___ Dataset entries ___
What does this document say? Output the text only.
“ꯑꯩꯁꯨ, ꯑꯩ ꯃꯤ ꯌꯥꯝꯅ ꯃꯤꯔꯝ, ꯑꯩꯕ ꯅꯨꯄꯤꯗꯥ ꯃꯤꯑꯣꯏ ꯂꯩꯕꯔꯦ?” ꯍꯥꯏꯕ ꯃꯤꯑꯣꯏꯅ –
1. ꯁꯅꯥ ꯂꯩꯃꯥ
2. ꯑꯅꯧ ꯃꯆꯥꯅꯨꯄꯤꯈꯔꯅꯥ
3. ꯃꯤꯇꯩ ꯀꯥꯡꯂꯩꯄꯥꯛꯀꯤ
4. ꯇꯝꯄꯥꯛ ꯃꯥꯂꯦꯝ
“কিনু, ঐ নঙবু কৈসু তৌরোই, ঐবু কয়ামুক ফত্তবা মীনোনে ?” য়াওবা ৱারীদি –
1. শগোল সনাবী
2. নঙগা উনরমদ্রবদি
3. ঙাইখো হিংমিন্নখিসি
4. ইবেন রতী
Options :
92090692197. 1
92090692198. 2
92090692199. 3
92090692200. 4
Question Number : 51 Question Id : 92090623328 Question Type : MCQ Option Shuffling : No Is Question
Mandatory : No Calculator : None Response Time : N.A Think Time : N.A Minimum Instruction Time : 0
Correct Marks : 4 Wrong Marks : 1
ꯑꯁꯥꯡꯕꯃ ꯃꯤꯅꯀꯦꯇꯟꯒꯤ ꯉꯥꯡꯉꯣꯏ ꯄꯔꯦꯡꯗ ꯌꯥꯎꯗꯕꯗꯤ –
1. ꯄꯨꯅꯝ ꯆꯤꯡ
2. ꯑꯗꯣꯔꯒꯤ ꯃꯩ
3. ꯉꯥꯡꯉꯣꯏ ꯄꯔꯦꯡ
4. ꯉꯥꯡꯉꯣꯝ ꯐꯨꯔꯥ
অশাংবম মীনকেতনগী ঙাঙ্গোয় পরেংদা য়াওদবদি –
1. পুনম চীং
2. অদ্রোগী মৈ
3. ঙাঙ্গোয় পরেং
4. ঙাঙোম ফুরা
___
▶ Aim of the task: Repeat the listing above without any change.

▶ Task response:
What does this document say? Output the text only.
“ꯑꯩꯁꯨ, ꯑꯩ ꯃꯤ ꯌꯥꯝꯅ ꯃꯤꯔꯝ, ꯑꯩꯕ ꯅꯨꯄꯤꯗꯥ ꯃꯤꯑꯣꯏ ꯂꯩꯕꯔꯦ?” ꯍꯥꯏꯕ ꯃꯤꯑꯣꯏꯅ –
1. ꯁꯅꯥ ꯂꯩꯃꯥ
2. ꯑꯅꯧ ꯃꯆꯥꯅꯨꯄꯤꯈꯔꯅꯥ
3. ꯃꯤꯇꯩ ꯀꯥꯡꯂꯩꯄꯥꯛꯀꯤ
4. ꯇꯝꯄꯥꯛ ꯃꯥꯂꯦꯝ
“কিনু, ঐ নঙবু কৈসু তৌরোই, ঐবু কয়ামুক ফত্তবা মীনোনে ?” য়াওবা ৱারীদি –
1. শগোল সনাবী
2. নঙগা উনরমদ্রবদি
3. ঙাইখো হিংমিন্নখিসি
4. ইবেন রতী
Options :
92090692197. 1
92090692198. 2
92090692199. 3
92090692200. 4
Question Number : 51 Question Id : 92090623328 Question Type : MCQ Option Shuffling : No Is Question
Mandatory : No Calculator : None Response Time : N.A Think Time : N.A Minimum Instruction Time : 0
Correct Marks : 4 Wrong Marks : 1
ꯑꯁꯥꯡꯕꯃ ꯃꯤꯅꯀꯦꯇꯟꯒꯤ ꯉꯥꯡꯉꯣꯏ ꯄꯔꯦꯡꯗ ꯌꯥꯎꯗꯕꯗꯤ –
1. ꯄꯨꯅꯝ ꯆꯤꯡ
2. ꯑꯗꯣꯔꯒꯤ ꯃꯩ
3. ꯉꯥꯡꯉꯣꯏ ꯄꯔꯦꯡ
4. ꯉꯥꯡꯉꯣꯝ ꯐꯨꯔꯥ
অশাংবম মীনকেতনগী ঙাঙ্গোয় পরেংদা য়াওদবদি –
1. পুনম চীং
2. অদ্রোগী মৈ
3. ঙাঙ্গোয় পরেং
4. ঙাঙোম ফুরা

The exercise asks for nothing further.